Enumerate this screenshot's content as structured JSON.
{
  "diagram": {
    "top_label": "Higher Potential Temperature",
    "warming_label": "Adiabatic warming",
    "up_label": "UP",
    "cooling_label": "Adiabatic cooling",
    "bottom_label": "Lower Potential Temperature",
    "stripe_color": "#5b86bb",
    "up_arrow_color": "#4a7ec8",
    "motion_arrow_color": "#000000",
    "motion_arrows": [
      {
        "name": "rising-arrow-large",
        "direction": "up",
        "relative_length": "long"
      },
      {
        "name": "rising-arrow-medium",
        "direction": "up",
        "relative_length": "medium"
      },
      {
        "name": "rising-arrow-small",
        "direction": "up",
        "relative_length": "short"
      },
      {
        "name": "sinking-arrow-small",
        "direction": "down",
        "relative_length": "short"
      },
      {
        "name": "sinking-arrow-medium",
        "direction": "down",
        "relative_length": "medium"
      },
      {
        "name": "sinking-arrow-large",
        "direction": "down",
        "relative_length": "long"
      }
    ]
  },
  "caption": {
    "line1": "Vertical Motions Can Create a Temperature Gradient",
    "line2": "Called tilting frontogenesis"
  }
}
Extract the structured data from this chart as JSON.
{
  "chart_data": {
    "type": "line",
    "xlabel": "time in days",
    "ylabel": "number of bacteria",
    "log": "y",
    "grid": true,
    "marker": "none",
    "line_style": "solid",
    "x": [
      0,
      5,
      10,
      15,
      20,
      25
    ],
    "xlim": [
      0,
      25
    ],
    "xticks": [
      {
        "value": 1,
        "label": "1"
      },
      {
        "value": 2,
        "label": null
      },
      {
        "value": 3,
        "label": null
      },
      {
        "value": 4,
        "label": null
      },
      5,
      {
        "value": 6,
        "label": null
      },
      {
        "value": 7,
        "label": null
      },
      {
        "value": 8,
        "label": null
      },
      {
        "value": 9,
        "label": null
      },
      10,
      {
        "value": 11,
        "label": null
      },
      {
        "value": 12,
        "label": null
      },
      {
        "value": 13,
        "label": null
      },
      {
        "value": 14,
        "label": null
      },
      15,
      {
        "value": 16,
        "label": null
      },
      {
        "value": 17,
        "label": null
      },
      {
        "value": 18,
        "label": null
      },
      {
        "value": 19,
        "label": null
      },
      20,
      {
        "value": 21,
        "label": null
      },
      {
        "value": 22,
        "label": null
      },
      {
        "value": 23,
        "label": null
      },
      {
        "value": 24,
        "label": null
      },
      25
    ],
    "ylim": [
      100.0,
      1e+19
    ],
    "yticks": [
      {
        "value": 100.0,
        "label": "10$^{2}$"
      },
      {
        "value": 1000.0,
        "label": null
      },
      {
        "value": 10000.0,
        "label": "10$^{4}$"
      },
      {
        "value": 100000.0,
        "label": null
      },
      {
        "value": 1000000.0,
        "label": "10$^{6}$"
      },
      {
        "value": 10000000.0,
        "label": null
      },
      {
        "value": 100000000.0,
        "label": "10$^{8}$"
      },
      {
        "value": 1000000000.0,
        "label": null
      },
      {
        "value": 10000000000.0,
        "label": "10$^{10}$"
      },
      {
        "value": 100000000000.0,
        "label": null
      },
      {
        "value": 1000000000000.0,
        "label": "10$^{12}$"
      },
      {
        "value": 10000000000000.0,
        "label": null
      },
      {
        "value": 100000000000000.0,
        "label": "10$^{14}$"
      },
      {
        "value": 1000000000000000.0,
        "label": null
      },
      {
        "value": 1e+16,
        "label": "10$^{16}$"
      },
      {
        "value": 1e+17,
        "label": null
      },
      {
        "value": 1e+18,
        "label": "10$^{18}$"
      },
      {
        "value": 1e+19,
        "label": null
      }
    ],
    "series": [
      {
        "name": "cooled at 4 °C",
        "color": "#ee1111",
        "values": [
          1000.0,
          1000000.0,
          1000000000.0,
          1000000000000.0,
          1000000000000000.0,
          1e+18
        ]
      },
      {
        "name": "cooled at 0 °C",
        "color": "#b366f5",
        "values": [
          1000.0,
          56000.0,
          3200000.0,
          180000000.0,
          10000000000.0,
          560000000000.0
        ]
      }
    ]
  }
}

______________________________

▸ **Aim of the task**
Tally the lines in the records above that contain the word "Potential". Write the number and nothing else.

▸ **Answer section**
2